_What to work on_.
Each entry below should be reproduced character for character.

_Supplied data_.
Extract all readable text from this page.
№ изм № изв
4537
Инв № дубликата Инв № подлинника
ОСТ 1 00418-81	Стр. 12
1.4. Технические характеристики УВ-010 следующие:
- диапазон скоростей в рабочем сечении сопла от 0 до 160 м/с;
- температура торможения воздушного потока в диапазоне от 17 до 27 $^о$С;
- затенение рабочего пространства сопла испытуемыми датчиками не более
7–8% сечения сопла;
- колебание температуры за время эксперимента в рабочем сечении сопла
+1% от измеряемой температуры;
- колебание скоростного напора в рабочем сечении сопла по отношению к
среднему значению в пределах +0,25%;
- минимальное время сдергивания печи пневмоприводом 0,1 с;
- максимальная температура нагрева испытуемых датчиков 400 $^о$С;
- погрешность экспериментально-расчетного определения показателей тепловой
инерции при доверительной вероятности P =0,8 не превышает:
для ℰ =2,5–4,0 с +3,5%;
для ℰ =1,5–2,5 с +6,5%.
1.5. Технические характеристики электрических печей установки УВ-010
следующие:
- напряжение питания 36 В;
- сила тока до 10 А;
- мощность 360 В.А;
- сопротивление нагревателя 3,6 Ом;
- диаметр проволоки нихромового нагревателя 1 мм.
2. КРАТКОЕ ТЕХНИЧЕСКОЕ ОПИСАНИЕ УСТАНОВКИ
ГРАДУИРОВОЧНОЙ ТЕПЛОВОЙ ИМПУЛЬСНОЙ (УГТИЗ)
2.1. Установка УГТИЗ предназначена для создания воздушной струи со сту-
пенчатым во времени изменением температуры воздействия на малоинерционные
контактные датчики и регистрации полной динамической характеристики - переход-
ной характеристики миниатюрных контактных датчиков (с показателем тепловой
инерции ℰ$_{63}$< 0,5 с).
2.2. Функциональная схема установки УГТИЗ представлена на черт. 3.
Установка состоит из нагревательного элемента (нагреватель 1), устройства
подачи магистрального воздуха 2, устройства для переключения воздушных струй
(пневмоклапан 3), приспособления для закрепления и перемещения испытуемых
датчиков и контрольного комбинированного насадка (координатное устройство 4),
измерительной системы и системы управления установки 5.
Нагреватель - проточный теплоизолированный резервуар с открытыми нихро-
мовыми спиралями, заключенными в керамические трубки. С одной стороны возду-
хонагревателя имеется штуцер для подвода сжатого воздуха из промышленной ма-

_Output of the task_.
Extract all readable text from this page.
№ изм № изв
4537
Инв № дубликата Инв № подлинника
ОСТ 1 00418-81	Стр. 12
1.4. Технические характеристики УВ-010 следующие:
- диапазон скоростей в рабочем сечении сопла от 0 до 160 м/с;
- температура торможения воздушного потока в диапазоне от 17 до 27 $^о$С;
- затенение рабочего пространства сопла испытуемыми датчиками не более
7–8% сечения сопла;
- колебание температуры за время эксперимента в рабочем сечении сопла
+1% от измеряемой температуры;
- колебание скоростного напора в рабочем сечении сопла по отношению к
среднему значению в пределах +0,25%;
- минимальное время сдергивания печи пневмоприводом 0,1 с;
- максимальная температура нагрева испытуемых датчиков 400 $^о$С;
- погрешность экспериментально-расчетного определения показателей тепловой
инерции при доверительной вероятности P =0,8 не превышает:
для ℰ =2,5–4,0 с +3,5%;
для ℰ =1,5–2,5 с +6,5%.
1.5. Технические характеристики электрических печей установки УВ-010
следующие:
- напряжение питания 36 В;
- сила тока до 10 А;
- мощность 360 В.А;
- сопротивление нагревателя 3,6 Ом;
- диаметр проволоки нихромового нагревателя 1 мм.
2. КРАТКОЕ ТЕХНИЧЕСКОЕ ОПИСАНИЕ УСТАНОВКИ
ГРАДУИРОВОЧНОЙ ТЕПЛОВОЙ ИМПУЛЬСНОЙ (УГТИЗ)
2.1. Установка УГТИЗ предназначена для создания воздушной струи со сту-
пенчатым во времени изменением температуры воздействия на малоинерционные
контактные датчики и регистрации полной динамической характеристики - переход-
ной характеристики миниатюрных контактных датчиков (с показателем тепловой
инерции ℰ$_{63}$< 0,5 с).
2.2. Функциональная схема установки УГТИЗ представлена на черт. 3.
Установка состоит из нагревательного элемента (нагреватель 1), устройства
подачи магистрального воздуха 2, устройства для переключения воздушных струй
(пневмоклапан 3), приспособления для закрепления и перемещения испытуемых
датчиков и контрольного комбинированного насадка (координатное устройство 4),
измерительной системы и системы управления установки 5.
Нагреватель - проточный теплоизолированный резервуар с открытыми нихро-
мовыми спиралями, заключенными в керамические трубки. С одной стороны возду-
хонагревателя имеется штуцер для подвода сжатого воздуха из промышленной ма-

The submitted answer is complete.